**What the exercise asks**
Print all of the data exactly.

** Begin **

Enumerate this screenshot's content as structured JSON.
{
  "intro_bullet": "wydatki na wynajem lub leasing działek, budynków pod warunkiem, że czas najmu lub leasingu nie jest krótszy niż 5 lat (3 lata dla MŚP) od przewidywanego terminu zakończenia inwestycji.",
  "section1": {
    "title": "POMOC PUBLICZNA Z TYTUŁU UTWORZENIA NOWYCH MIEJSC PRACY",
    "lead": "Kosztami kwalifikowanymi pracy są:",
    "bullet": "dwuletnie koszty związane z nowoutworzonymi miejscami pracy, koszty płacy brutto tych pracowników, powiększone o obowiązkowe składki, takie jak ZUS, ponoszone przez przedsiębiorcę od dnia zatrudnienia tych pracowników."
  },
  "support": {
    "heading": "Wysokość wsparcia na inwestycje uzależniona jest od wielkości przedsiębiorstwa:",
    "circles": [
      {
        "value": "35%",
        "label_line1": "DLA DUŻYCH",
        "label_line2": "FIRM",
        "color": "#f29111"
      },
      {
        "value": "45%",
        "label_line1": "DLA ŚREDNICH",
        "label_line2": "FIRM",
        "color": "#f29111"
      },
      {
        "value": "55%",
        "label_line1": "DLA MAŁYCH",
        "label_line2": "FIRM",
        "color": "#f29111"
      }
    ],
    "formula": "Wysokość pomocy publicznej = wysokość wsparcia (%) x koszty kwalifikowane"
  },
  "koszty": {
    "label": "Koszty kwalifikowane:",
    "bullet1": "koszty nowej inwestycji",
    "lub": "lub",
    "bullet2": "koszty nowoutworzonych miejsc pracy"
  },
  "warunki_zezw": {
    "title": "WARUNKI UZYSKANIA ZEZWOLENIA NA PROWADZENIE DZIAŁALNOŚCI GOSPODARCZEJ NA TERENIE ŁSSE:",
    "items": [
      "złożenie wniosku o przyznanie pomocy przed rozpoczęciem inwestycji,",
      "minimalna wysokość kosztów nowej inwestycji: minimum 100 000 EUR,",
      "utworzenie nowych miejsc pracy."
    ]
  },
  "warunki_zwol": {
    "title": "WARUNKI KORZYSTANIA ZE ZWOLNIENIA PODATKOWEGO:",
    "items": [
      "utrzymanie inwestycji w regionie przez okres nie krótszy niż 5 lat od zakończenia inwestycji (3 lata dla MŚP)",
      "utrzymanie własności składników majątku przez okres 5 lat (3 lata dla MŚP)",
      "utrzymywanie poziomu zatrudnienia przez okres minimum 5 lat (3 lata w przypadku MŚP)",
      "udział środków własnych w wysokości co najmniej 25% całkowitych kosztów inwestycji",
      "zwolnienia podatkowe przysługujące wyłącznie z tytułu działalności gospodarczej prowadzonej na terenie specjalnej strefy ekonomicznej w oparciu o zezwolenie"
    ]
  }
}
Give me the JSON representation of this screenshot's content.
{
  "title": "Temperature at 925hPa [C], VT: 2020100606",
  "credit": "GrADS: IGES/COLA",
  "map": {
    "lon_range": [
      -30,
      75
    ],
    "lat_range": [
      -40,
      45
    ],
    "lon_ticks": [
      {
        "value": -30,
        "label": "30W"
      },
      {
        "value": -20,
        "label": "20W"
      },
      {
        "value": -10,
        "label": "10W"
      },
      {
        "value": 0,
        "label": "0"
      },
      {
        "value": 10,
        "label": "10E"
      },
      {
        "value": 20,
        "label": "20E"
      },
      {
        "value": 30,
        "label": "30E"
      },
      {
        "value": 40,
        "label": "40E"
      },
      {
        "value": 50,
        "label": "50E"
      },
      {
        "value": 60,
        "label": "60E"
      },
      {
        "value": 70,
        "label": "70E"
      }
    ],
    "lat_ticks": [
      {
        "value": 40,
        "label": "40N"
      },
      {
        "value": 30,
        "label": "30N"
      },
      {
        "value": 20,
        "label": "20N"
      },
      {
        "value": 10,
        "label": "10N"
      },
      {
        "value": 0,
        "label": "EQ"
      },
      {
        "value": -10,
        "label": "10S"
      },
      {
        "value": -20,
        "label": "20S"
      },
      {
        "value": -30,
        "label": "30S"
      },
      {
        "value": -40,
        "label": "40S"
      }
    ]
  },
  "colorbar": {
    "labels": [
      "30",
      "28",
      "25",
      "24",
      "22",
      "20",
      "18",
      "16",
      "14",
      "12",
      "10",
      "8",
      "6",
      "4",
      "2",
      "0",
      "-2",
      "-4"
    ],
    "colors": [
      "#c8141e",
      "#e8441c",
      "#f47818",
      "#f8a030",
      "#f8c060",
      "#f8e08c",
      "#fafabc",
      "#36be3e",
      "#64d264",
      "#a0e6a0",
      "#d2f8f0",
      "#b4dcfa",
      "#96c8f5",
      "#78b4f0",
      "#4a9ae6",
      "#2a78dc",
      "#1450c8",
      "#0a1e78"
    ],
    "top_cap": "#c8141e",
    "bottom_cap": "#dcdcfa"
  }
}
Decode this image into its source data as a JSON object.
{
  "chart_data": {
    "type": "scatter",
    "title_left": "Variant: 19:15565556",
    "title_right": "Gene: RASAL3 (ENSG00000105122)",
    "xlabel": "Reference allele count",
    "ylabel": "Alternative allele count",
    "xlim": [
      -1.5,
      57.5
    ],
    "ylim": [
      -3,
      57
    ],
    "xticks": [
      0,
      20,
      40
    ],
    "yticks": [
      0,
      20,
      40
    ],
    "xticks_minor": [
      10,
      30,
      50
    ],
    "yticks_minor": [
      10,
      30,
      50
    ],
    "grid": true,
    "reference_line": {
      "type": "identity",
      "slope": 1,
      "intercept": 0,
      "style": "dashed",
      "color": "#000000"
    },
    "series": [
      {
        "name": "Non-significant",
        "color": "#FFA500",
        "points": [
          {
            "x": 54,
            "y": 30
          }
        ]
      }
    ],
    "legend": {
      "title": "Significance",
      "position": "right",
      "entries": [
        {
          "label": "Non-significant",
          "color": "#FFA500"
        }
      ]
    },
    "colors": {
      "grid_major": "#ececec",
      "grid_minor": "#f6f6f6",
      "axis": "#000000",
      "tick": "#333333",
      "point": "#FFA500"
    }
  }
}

** End **

**Result for this exercise**
Enumerate this screenshot's content as structured JSON.
{
  "intro_bullet": "wydatki na wynajem lub leasing działek, budynków pod warunkiem, że czas najmu lub leasingu nie jest krótszy niż 5 lat (3 lata dla MŚP) od przewidywanego terminu zakończenia inwestycji.",
  "section1": {
    "title": "POMOC PUBLICZNA Z TYTUŁU UTWORZENIA NOWYCH MIEJSC PRACY",
    "lead": "Kosztami kwalifikowanymi pracy są:",
    "bullet": "dwuletnie koszty związane z nowoutworzonymi miejscami pracy, koszty płacy brutto tych pracowników, powiększone o obowiązkowe składki, takie jak ZUS, ponoszone przez przedsiębiorcę od dnia zatrudnienia tych pracowników."
  },
  "support": {
    "heading": "Wysokość wsparcia na inwestycje uzależniona jest od wielkości przedsiębiorstwa:",
    "circles": [
      {
        "value": "35%",
        "label_line1": "DLA DUŻYCH",
        "label_line2": "FIRM",
        "color": "#f29111"
      },
      {
        "value": "45%",
        "label_line1": "DLA ŚREDNICH",
        "label_line2": "FIRM",
        "color": "#f29111"
      },
      {
        "value": "55%",
        "label_line1": "DLA MAŁYCH",
        "label_line2": "FIRM",
        "color": "#f29111"
      }
    ],
    "formula": "Wysokość pomocy publicznej = wysokość wsparcia (%) x koszty kwalifikowane"
  },
  "koszty": {
    "label": "Koszty kwalifikowane:",
    "bullet1": "koszty nowej inwestycji",
    "lub": "lub",
    "bullet2": "koszty nowoutworzonych miejsc pracy"
  },
  "warunki_zezw": {
    "title": "WARUNKI UZYSKANIA ZEZWOLENIA NA PROWADZENIE DZIAŁALNOŚCI GOSPODARCZEJ NA TERENIE ŁSSE:",
    "items": [
      "złożenie wniosku o przyznanie pomocy przed rozpoczęciem inwestycji,",
      "minimalna wysokość kosztów nowej inwestycji: minimum 100 000 EUR,",
      "utworzenie nowych miejsc pracy."
    ]
  },
  "warunki_zwol": {
    "title": "WARUNKI KORZYSTANIA ZE ZWOLNIENIA PODATKOWEGO:",
    "items": [
      "utrzymanie inwestycji w regionie przez okres nie krótszy niż 5 lat od zakończenia inwestycji (3 lata dla MŚP)",
      "utrzymanie własności składników majątku przez okres 5 lat (3 lata dla MŚP)",
      "utrzymywanie poziomu zatrudnienia przez okres minimum 5 lat (3 lata w przypadku MŚP)",
      "udział środków własnych w wysokości co najmniej 25% całkowitych kosztów inwestycji",
      "zwolnienia podatkowe przysługujące wyłącznie z tytułu działalności gospodarczej prowadzonej na terenie specjalnej strefy ekonomicznej w oparciu o zezwolenie"
    ]
  }
}
Give me the JSON representation of this screenshot's content.
{
  "title": "Temperature at 925hPa [C], VT: 2020100606",
  "credit": "GrADS: IGES/COLA",
  "map": {
    "lon_range": [
      -30,
      75
    ],
    "lat_range": [
      -40,
      45
    ],
    "lon_ticks": [
      {
        "value": -30,
        "label": "30W"
      },
      {
        "value": -20,
        "label": "20W"
      },
      {
        "value": -10,
        "label": "10W"
      },
      {
        "value": 0,
        "label": "0"
      },
      {
        "value": 10,
        "label": "10E"
      },
      {
        "value": 20,
        "label": "20E"
      },
      {
        "value": 30,
        "label": "30E"
      },
      {
        "value": 40,
        "label": "40E"
      },
      {
        "value": 50,
        "label": "50E"
      },
      {
        "value": 60,
        "label": "60E"
      },
      {
        "value": 70,
        "label": "70E"
      }
    ],
    "lat_ticks": [
      {
        "value": 40,
        "label": "40N"
      },
      {
        "value": 30,
        "label": "30N"
      },
      {
        "value": 20,
        "label": "20N"
      },
      {
        "value": 10,
        "label": "10N"
      },
      {
        "value": 0,
        "label": "EQ"
      },
      {
        "value": -10,
        "label": "10S"
      },
      {
        "value": -20,
        "label": "20S"
      },
      {
        "value": -30,
        "label": "30S"
      },
      {
        "value": -40,
        "label": "40S"
      }
    ]
  },
  "colorbar": {
    "labels": [
      "30",
      "28",
      "25",
      "24",
      "22",
      "20",
      "18",
      "16",
      "14",
      "12",
      "10",
      "8",
      "6",
      "4",
      "2",
      "0",
      "-2",
      "-4"
    ],
    "colors": [
      "#c8141e",
      "#e8441c",
      "#f47818",
      "#f8a030",
      "#f8c060",
      "#f8e08c",
      "#fafabc",
      "#36be3e",
      "#64d264",
      "#a0e6a0",
      "#d2f8f0",
      "#b4dcfa",
      "#96c8f5",
      "#78b4f0",
      "#4a9ae6",
      "#2a78dc",
      "#1450c8",
      "#0a1e78"
    ],
    "top_cap": "#c8141e",
    "bottom_cap": "#dcdcfa"
  }
}
Decode this image into its source data as a JSON object.
{
  "chart_data": {
    "type": "scatter",
    "title_left": "Variant: 19:15565556",
    "title_right": "Gene: RASAL3 (ENSG00000105122)",
    "xlabel": "Reference allele count",
    "ylabel": "Alternative allele count",
    "xlim": [
      -1.5,
      57.5
    ],
    "ylim": [
      -3,
      57
    ],
    "xticks": [
      0,
      20,
      40
    ],
    "yticks": [
      0,
      20,
      40
    ],
    "xticks_minor": [
      10,
      30,
      50
    ],
    "yticks_minor": [
      10,
      30,
      50
    ],
    "grid": true,
    "reference_line": {
      "type": "identity",
      "slope": 1,
      "intercept": 0,
      "style": "dashed",
      "color": "#000000"
    },
    "series": [
      {
        "name": "Non-significant",
        "color": "#FFA500",
        "points": [
          {
            "x": 54,
            "y": 30
          }
        ]
      }
    ],
    "legend": {
      "title": "Significance",
      "position": "right",
      "entries": [
        {
          "label": "Non-significant",
          "color": "#FFA500"
        }
      ]
    },
    "colors": {
      "grid_major": "#ececec",
      "grid_minor": "#f6f6f6",
      "axis": "#000000",
      "tick": "#333333",
      "point": "#FFA500"
    }
  }
}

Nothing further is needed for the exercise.